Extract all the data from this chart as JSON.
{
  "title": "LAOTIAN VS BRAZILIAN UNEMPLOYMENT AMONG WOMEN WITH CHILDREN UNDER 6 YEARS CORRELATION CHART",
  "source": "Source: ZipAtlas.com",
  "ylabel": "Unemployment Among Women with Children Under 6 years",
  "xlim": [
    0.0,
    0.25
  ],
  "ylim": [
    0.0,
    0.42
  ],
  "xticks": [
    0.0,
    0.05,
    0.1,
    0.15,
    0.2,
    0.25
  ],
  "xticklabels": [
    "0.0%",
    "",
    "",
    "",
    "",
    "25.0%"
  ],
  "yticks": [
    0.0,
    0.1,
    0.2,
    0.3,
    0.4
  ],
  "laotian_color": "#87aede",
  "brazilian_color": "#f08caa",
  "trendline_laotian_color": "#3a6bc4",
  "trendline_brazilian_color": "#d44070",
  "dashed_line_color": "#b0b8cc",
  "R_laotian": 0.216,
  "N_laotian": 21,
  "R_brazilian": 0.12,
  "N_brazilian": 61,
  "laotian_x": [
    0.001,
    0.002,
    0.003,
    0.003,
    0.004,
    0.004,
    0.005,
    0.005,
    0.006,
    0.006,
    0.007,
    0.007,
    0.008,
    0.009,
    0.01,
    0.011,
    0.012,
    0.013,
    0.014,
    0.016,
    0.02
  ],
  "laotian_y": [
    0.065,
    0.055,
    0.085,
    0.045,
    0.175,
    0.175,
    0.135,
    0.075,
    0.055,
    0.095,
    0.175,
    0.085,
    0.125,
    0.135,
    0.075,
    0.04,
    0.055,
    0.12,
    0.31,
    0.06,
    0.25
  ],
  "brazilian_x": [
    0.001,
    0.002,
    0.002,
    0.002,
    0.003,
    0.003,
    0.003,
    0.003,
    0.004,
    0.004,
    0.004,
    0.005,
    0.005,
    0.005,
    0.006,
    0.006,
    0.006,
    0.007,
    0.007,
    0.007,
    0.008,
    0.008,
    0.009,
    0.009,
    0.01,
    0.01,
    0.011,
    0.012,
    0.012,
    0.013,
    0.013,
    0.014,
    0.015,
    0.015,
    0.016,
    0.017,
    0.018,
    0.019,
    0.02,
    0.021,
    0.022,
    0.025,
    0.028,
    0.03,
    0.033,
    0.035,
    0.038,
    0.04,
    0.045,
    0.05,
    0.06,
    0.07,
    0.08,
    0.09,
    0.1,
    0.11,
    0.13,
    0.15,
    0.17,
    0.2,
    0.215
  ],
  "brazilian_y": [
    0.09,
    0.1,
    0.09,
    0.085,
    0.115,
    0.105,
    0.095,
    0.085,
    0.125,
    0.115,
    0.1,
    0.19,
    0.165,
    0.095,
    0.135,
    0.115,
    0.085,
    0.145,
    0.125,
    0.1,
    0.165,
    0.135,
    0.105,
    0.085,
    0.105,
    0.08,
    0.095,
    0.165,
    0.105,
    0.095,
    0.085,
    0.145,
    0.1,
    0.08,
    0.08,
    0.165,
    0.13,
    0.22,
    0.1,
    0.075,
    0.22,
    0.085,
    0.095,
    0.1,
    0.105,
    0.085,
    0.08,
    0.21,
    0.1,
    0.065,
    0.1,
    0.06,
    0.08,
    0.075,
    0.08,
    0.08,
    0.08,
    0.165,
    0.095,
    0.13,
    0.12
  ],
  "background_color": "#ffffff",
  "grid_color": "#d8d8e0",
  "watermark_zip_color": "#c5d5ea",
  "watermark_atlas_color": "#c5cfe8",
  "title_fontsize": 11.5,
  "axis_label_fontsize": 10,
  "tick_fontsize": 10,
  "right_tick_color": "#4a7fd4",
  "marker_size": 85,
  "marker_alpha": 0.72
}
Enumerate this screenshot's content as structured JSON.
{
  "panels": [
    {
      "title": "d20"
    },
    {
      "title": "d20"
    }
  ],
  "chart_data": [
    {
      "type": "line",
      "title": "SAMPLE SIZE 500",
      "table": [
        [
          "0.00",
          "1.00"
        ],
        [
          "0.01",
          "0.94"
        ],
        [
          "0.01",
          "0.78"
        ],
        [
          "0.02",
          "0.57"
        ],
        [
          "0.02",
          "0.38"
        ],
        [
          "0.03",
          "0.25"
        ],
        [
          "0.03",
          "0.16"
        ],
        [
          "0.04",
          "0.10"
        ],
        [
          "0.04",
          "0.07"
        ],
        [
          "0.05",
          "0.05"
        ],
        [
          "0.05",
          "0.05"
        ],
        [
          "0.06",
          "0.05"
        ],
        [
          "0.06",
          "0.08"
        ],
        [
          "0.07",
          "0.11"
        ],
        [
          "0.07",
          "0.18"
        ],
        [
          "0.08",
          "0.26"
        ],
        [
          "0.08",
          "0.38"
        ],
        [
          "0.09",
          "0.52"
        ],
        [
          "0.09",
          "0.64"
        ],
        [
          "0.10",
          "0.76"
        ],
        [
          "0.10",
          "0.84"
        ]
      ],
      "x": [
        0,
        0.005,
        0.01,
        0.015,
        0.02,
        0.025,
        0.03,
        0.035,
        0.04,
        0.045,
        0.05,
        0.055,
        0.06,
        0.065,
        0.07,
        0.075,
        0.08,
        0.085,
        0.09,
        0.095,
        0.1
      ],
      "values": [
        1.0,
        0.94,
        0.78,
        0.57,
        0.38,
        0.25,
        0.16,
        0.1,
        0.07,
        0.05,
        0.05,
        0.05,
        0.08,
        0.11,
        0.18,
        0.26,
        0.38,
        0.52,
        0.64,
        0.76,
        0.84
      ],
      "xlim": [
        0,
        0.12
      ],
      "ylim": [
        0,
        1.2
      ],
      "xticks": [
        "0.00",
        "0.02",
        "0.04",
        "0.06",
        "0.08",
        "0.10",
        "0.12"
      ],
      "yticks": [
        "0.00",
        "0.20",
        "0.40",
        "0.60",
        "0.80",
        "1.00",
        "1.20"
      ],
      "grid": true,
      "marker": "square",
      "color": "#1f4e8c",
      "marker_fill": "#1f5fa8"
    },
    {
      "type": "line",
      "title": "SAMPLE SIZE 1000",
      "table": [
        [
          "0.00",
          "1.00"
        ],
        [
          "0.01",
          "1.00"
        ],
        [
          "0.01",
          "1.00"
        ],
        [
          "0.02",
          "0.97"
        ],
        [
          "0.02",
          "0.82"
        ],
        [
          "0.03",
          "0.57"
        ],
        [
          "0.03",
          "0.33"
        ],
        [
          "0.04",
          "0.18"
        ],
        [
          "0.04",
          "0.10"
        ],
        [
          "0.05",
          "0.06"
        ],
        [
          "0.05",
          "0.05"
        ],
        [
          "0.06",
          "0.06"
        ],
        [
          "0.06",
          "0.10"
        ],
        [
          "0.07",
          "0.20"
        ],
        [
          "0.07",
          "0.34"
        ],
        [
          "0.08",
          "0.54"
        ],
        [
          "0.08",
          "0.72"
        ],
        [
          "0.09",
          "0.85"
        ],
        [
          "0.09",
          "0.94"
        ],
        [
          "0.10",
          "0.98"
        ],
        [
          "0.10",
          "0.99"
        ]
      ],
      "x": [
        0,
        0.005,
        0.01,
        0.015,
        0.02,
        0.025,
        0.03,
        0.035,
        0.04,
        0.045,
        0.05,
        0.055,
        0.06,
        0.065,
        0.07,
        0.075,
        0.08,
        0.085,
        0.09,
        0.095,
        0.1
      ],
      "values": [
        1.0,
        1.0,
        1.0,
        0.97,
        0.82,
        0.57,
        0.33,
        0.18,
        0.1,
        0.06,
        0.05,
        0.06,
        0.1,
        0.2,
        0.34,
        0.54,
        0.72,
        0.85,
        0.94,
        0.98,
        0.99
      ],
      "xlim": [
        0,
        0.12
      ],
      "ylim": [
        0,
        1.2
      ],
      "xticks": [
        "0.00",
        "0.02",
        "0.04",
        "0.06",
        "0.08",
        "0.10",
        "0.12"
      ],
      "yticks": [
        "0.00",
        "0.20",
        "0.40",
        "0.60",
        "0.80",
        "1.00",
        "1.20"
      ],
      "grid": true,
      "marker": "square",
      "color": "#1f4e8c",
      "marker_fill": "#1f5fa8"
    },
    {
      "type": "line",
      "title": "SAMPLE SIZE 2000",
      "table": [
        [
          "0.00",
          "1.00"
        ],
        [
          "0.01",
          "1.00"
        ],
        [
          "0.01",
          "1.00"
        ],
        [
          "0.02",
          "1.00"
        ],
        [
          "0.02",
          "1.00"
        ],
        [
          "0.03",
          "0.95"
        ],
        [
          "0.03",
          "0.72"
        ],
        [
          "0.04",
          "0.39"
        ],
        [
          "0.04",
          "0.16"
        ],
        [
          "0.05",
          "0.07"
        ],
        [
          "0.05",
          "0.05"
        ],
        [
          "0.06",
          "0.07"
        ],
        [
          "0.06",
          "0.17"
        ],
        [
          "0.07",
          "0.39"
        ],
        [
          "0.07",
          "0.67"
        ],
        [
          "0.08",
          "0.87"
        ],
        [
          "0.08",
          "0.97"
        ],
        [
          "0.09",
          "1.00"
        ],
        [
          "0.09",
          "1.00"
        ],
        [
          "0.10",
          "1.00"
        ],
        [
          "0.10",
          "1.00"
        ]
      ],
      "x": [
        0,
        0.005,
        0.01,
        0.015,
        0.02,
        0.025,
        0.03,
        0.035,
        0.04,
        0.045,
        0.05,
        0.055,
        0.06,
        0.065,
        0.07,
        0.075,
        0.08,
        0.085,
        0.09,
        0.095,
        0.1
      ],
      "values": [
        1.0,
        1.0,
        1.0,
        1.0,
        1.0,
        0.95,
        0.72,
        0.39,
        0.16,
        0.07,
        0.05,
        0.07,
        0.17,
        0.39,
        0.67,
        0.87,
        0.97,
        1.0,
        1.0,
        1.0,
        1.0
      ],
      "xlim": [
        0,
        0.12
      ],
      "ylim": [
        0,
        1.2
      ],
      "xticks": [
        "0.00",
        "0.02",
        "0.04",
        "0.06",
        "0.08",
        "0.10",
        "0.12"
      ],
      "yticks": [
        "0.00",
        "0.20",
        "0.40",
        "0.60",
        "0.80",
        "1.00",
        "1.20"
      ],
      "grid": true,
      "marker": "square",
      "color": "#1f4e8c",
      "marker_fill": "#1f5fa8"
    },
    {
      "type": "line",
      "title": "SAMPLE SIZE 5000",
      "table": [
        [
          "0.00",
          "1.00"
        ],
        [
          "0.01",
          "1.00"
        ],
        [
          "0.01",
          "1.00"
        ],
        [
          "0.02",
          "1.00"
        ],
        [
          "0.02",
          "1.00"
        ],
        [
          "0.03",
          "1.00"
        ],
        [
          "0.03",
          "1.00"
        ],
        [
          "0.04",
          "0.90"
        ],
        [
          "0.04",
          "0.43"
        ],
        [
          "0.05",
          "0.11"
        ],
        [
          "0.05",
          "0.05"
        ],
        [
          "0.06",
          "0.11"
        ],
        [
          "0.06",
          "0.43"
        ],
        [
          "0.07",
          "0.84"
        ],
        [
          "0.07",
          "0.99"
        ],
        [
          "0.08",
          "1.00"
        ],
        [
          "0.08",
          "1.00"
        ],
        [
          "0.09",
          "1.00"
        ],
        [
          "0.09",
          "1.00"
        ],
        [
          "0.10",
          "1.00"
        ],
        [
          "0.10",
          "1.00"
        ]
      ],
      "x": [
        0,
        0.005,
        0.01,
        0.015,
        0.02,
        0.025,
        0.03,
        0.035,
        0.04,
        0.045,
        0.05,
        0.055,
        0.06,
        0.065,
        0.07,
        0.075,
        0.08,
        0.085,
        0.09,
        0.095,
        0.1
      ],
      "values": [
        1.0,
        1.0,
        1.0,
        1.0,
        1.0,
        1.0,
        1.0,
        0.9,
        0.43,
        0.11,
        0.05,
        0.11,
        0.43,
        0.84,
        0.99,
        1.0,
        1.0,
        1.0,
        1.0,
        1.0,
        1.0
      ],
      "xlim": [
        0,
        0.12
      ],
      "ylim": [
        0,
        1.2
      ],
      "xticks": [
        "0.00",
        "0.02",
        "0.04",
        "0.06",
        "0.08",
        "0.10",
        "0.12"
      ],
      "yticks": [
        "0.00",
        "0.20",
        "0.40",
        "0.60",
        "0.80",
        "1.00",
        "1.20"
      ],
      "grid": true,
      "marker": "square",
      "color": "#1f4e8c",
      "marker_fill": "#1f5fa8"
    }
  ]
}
──────
• **Task goal**
Extract, from the material above, each line holding the word "this".

• **Result**
Extract all the data from this chart as JSON.
Enumerate this screenshot's content as structured JSON.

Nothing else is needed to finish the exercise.